» **YOUR OBJECTIVE**: Each entry that follows is to be retyped exactly. Pictures do not belong in the copy.

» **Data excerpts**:
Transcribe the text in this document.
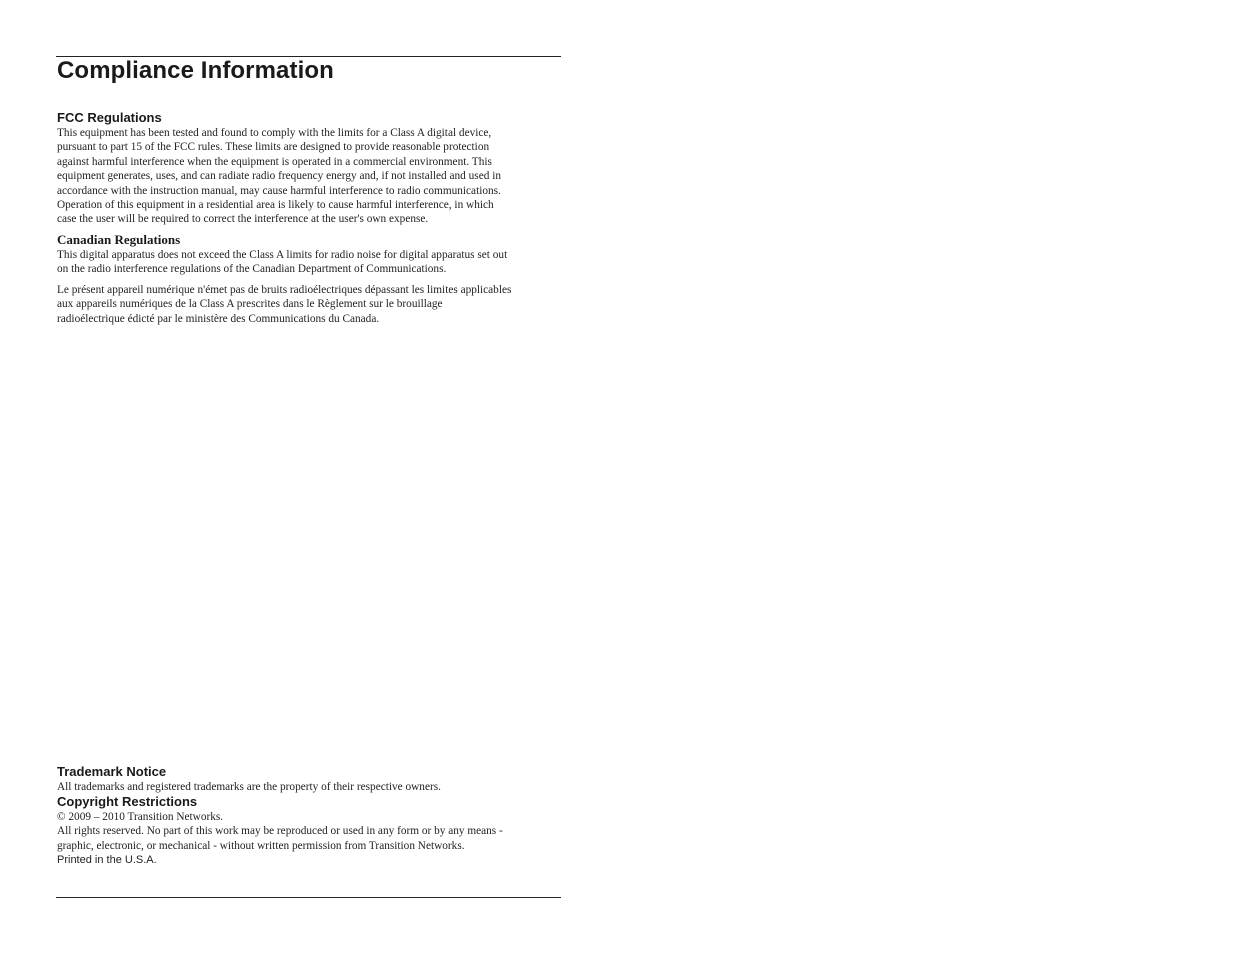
Compliance Information
FCC Regulations
This equipment has been tested and found to comply with the limits for a Class A digital device,
pursuant to part 15 of the FCC rules. These limits are designed to provide reasonable protection
against harmful interference when the equipment is operated in a commercial environment. This
equipment generates, uses, and can radiate radio frequency energy and, if not installed and used in
accordance with the instruction manual, may cause harmful interference to radio communications.
Operation of this equipment in a residential area is likely to cause harmful interference, in which
case the user will be required to correct the interference at the user's own expense.
Canadian Regulations
This digital apparatus does not exceed the Class A limits for radio noise for digital apparatus set out
on the radio interference regulations of the Canadian Department of Communications.
Le présent appareil numérique n'émet pas de bruits radioélectriques dépassant les limites applicables
aux appareils numériques de la Class A prescrites dans le Règlement sur le brouillage
radioélectrique édicté par le ministère des Communications du Canada.
Trademark Notice
All trademarks and registered trademarks are the property of their respective owners.
Copyright Restrictions
© 2009 – 2010 Transition Networks.
All rights reserved. No part of this work may be reproduced or used in any form or by any means -
graphic, electronic, or mechanical - without written permission from Transition Networks.
Printed in the U.S.A.
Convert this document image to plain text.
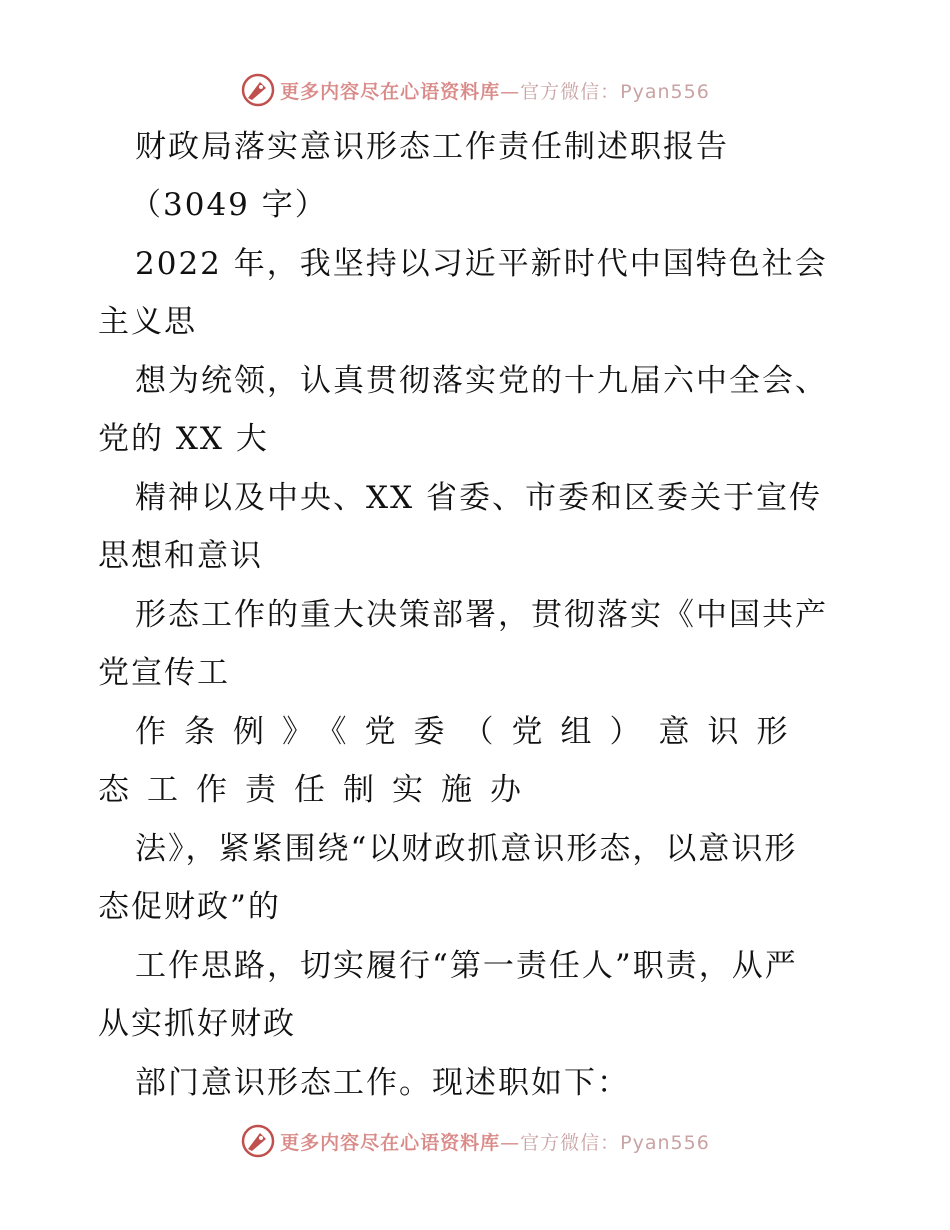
更多内容尽在心语资料库—官方微信：Pyan556
财政局落实意识形态工作责任制述职报告
（3049 字）
2022 年，我坚持以习近平新时代中国特色社会
主义思
想为统领，认真贯彻落实党的十九届六中全会、
党的 XX 大
精神以及中央、XX 省委、市委和区委关于宣传
思想和意识
形态工作的重大决策部署，贯彻落实《中国共产
党宣传工
作条例》《党委（党组）意识形
态工作责任制实施办
法》，紧紧围绕“以财政抓意识形态，以意识形
态促财政”的
工作思路，切实履行“第一责任人”职责，从严
从实抓好财政
部门意识形态工作。现述职如下：
更多内容尽在心语资料库—官方微信：Pyan556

» **THE REPLY**:
Transcribe the text in this document.
Compliance Information
FCC Regulations
This equipment has been tested and found to comply with the limits for a Class A digital device,
pursuant to part 15 of the FCC rules. These limits are designed to provide reasonable protection
against harmful interference when the equipment is operated in a commercial environment. This
equipment generates, uses, and can radiate radio frequency energy and, if not installed and used in
accordance with the instruction manual, may cause harmful interference to radio communications.
Operation of this equipment in a residential area is likely to cause harmful interference, in which
case the user will be required to correct the interference at the user's own expense.
Canadian Regulations
This digital apparatus does not exceed the Class A limits for radio noise for digital apparatus set out
on the radio interference regulations of the Canadian Department of Communications.
Le présent appareil numérique n'émet pas de bruits radioélectriques dépassant les limites applicables
aux appareils numériques de la Class A prescrites dans le Règlement sur le brouillage
radioélectrique édicté par le ministère des Communications du Canada.
Trademark Notice
All trademarks and registered trademarks are the property of their respective owners.
Copyright Restrictions
© 2009 – 2010 Transition Networks.
All rights reserved. No part of this work may be reproduced or used in any form or by any means -
graphic, electronic, or mechanical - without written permission from Transition Networks.
Printed in the U.S.A.
Convert this document image to plain text.
更多内容尽在心语资料库—官方微信：Pyan556
财政局落实意识形态工作责任制述职报告
（3049 字）
2022 年，我坚持以习近平新时代中国特色社会
主义思
想为统领，认真贯彻落实党的十九届六中全会、
党的 XX 大
精神以及中央、XX 省委、市委和区委关于宣传
思想和意识
形态工作的重大决策部署，贯彻落实《中国共产
党宣传工
作条例》《党委（党组）意识形
态工作责任制实施办
法》，紧紧围绕“以财政抓意识形态，以意识形
态促财政”的
工作思路，切实履行“第一责任人”职责，从严
从实抓好财政
部门意识形态工作。现述职如下：
更多内容尽在心语资料库—官方微信：Pyan556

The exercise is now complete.